> [Problem to work on]: For every line in the records that has the word "JSON", make a copy.

[Chart and figure data]
◇ ◇ ◇ ◇

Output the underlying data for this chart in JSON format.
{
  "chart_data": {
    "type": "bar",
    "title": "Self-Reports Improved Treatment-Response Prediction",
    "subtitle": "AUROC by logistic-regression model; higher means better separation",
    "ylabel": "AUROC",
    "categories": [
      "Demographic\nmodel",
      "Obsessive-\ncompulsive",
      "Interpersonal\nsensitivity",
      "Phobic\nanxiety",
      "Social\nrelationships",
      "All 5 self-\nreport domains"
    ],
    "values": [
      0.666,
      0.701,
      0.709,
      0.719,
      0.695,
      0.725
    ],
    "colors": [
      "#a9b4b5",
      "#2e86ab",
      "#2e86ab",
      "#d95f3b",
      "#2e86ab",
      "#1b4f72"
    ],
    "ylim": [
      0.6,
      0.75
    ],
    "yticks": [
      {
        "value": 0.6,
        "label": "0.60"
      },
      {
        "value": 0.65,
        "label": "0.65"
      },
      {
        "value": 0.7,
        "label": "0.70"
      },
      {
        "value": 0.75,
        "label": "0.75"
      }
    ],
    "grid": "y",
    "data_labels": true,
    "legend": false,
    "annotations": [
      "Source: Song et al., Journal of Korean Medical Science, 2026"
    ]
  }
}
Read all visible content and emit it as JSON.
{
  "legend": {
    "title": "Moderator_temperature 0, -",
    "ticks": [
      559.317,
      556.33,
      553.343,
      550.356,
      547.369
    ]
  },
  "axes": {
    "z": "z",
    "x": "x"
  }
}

◇ ◇ ◇ ◇

> [Result for this task]:
Output the underlying data for this chart in JSON format.
Read all visible content and emit it as JSON.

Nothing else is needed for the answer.